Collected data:
## Start

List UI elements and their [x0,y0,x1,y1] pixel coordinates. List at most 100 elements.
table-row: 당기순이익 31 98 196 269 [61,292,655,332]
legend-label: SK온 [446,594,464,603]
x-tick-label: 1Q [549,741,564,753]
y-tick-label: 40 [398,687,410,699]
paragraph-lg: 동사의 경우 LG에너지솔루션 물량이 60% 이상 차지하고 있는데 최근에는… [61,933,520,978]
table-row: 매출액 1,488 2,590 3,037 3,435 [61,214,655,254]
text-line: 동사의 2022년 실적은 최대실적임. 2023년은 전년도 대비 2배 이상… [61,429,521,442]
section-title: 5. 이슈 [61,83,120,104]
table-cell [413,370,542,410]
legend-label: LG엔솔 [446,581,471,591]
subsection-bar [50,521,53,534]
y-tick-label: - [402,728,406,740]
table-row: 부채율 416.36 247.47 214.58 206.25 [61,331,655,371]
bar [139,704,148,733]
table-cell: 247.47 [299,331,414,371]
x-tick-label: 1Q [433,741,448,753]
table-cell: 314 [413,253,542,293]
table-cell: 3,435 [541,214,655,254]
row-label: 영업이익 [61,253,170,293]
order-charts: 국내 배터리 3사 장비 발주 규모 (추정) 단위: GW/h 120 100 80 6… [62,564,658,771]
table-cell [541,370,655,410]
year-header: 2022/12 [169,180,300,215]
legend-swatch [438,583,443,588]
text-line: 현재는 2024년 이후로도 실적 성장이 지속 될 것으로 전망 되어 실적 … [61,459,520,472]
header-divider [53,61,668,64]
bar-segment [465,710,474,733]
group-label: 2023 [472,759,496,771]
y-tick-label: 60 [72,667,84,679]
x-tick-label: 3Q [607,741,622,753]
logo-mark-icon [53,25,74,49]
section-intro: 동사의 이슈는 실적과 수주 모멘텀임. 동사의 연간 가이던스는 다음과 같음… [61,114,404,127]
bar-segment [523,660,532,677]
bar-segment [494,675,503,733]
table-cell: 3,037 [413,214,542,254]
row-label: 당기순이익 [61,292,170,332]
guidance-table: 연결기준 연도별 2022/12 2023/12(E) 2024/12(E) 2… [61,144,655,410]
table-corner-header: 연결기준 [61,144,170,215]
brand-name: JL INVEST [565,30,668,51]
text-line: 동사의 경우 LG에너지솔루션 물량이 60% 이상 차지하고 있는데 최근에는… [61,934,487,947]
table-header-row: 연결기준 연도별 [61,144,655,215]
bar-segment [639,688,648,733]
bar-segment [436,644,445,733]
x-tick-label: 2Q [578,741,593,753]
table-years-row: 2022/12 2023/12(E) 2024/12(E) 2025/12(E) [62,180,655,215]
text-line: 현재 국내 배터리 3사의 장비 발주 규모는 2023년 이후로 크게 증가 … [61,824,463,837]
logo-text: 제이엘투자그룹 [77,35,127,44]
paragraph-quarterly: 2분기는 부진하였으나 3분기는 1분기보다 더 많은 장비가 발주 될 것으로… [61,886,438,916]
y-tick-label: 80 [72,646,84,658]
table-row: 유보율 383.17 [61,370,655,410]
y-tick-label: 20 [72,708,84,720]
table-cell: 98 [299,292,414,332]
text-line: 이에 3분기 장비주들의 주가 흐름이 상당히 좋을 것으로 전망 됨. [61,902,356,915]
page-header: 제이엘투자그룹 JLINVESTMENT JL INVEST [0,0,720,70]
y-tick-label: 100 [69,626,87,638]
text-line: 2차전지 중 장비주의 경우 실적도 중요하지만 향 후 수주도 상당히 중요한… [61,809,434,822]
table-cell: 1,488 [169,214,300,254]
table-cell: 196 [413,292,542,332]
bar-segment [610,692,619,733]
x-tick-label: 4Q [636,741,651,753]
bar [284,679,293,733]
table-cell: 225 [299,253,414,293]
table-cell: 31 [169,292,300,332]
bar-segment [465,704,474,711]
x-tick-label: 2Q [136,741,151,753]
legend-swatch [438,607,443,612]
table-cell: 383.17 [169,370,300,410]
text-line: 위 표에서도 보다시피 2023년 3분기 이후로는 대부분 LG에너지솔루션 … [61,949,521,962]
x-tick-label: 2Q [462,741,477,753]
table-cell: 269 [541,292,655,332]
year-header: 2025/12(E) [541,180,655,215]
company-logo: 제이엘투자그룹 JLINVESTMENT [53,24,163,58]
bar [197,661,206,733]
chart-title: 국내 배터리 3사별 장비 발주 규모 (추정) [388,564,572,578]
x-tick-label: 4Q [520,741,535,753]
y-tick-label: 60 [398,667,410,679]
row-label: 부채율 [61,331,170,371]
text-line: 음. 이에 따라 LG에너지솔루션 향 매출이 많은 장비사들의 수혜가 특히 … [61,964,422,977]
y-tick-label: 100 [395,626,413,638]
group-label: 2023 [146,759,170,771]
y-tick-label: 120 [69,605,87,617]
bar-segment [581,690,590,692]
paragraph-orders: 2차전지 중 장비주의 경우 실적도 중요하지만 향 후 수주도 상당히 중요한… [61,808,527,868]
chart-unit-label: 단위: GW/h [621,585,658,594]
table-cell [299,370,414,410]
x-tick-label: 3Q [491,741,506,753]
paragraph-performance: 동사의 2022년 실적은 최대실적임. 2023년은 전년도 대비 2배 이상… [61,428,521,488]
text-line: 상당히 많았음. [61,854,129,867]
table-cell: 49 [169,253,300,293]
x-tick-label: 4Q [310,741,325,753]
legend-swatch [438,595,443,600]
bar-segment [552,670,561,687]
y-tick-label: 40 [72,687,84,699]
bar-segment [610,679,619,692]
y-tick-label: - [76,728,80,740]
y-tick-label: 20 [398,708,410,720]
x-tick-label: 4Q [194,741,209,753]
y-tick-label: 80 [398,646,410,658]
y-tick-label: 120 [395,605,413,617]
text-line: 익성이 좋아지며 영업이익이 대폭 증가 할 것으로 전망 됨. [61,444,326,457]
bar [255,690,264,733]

## End

EXERCISE OBJECTIVE: Write out every row above word for word, leaving nothing out and changing nothing.

RESULT OF THIS TASK:
List UI elements and their [x0,y0,x1,y1] pixel coordinates. List at most 100 elements.
table-row: 당기순이익 31 98 196 269 [61,292,655,332]
legend-label: SK온 [446,594,464,603]
x-tick-label: 1Q [549,741,564,753]
y-tick-label: 40 [398,687,410,699]
paragraph-lg: 동사의 경우 LG에너지솔루션 물량이 60% 이상 차지하고 있는데 최근에는… [61,933,520,978]
table-row: 매출액 1,488 2,590 3,037 3,435 [61,214,655,254]
text-line: 동사의 2022년 실적은 최대실적임. 2023년은 전년도 대비 2배 이상… [61,429,521,442]
section-title: 5. 이슈 [61,83,120,104]
table-cell [413,370,542,410]
legend-label: LG엔솔 [446,581,471,591]
subsection-bar [50,521,53,534]
y-tick-label: - [402,728,406,740]
table-row: 부채율 416.36 247.47 214.58 206.25 [61,331,655,371]
bar [139,704,148,733]
table-cell: 247.47 [299,331,414,371]
x-tick-label: 1Q [433,741,448,753]
table-cell: 314 [413,253,542,293]
table-cell: 3,435 [541,214,655,254]
row-label: 영업이익 [61,253,170,293]
order-charts: 국내 배터리 3사 장비 발주 규모 (추정) 단위: GW/h 120 100 80 6… [62,564,658,771]
table-cell [541,370,655,410]
year-header: 2022/12 [169,180,300,215]
legend-swatch [438,583,443,588]
text-line: 현재는 2024년 이후로도 실적 성장이 지속 될 것으로 전망 되어 실적 … [61,459,520,472]
header-divider [53,61,668,64]
bar-segment [465,710,474,733]
group-label: 2023 [472,759,496,771]
y-tick-label: 60 [72,667,84,679]
x-tick-label: 3Q [607,741,622,753]
logo-mark-icon [53,25,74,49]
section-intro: 동사의 이슈는 실적과 수주 모멘텀임. 동사의 연간 가이던스는 다음과 같음… [61,114,404,127]
bar-segment [523,660,532,677]
bar-segment [494,675,503,733]
table-cell: 3,037 [413,214,542,254]
row-label: 당기순이익 [61,292,170,332]
guidance-table: 연결기준 연도별 2022/12 2023/12(E) 2024/12(E) 2… [61,144,655,410]
table-corner-header: 연결기준 [61,144,170,215]
brand-name: JL INVEST [565,30,668,51]
text-line: 동사의 경우 LG에너지솔루션 물량이 60% 이상 차지하고 있는데 최근에는… [61,934,487,947]
table-header-row: 연결기준 연도별 [61,144,655,215]
bar-segment [639,688,648,733]
bar-segment [436,644,445,733]
x-tick-label: 2Q [578,741,593,753]
table-years-row: 2022/12 2023/12(E) 2024/12(E) 2025/12(E) [62,180,655,215]
text-line: 현재 국내 배터리 3사의 장비 발주 규모는 2023년 이후로 크게 증가 … [61,824,463,837]
logo-text: 제이엘투자그룹 [77,35,127,44]
paragraph-quarterly: 2분기는 부진하였으나 3분기는 1분기보다 더 많은 장비가 발주 될 것으로… [61,886,438,916]
y-tick-label: 80 [72,646,84,658]
table-row: 유보율 383.17 [61,370,655,410]
y-tick-label: 20 [72,708,84,720]
table-cell: 98 [299,292,414,332]
text-line: 이에 3분기 장비주들의 주가 흐름이 상당히 좋을 것으로 전망 됨. [61,902,356,915]
page-header: 제이엘투자그룹 JLINVESTMENT JL INVEST [0,0,720,70]
y-tick-label: 100 [69,626,87,638]
text-line: 2차전지 중 장비주의 경우 실적도 중요하지만 향 후 수주도 상당히 중요한… [61,809,434,822]
table-cell: 1,488 [169,214,300,254]
table-cell: 196 [413,292,542,332]
bar-segment [610,692,619,733]
x-tick-label: 4Q [636,741,651,753]
bar [284,679,293,733]
table-cell: 225 [299,253,414,293]
table-cell: 31 [169,292,300,332]
bar-segment [465,704,474,711]
x-tick-label: 2Q [136,741,151,753]
legend-swatch [438,607,443,612]
table-cell: 383.17 [169,370,300,410]
text-line: 위 표에서도 보다시피 2023년 3분기 이후로는 대부분 LG에너지솔루션 … [61,949,521,962]
x-tick-label: 2Q [462,741,477,753]
table-cell: 269 [541,292,655,332]
year-header: 2025/12(E) [541,180,655,215]
company-logo: 제이엘투자그룹 JLINVESTMENT [53,24,163,58]
bar [197,661,206,733]
chart-title: 국내 배터리 3사별 장비 발주 규모 (추정) [388,564,572,578]
x-tick-label: 4Q [520,741,535,753]
y-tick-label: 60 [398,667,410,679]
row-label: 부채율 [61,331,170,371]
text-line: 음. 이에 따라 LG에너지솔루션 향 매출이 많은 장비사들의 수혜가 특히 … [61,964,422,977]
y-tick-label: 100 [395,626,413,638]
group-label: 2023 [146,759,170,771]
y-tick-label: 120 [69,605,87,617]
bar-segment [581,690,590,692]
paragraph-orders: 2차전지 중 장비주의 경우 실적도 중요하지만 향 후 수주도 상당히 중요한… [61,808,527,868]
chart-unit-label: 단위: GW/h [621,585,658,594]
table-cell [299,370,414,410]
x-tick-label: 3Q [491,741,506,753]
paragraph-performance: 동사의 2022년 실적은 최대실적임. 2023년은 전년도 대비 2배 이상… [61,428,521,488]
text-line: 상당히 많았음. [61,854,129,867]
table-cell: 49 [169,253,300,293]
x-tick-label: 4Q [310,741,325,753]
legend-swatch [438,595,443,600]
bar-segment [552,670,561,687]
y-tick-label: 40 [72,687,84,699]
bar-segment [610,679,619,692]
y-tick-label: - [76,728,80,740]
y-tick-label: 20 [398,708,410,720]
x-tick-label: 4Q [194,741,209,753]
y-tick-label: 80 [398,646,410,658]
y-tick-label: 120 [395,605,413,617]
text-line: 익성이 좋아지며 영업이익이 대폭 증가 할 것으로 전망 됨. [61,444,326,457]
bar [255,690,264,733]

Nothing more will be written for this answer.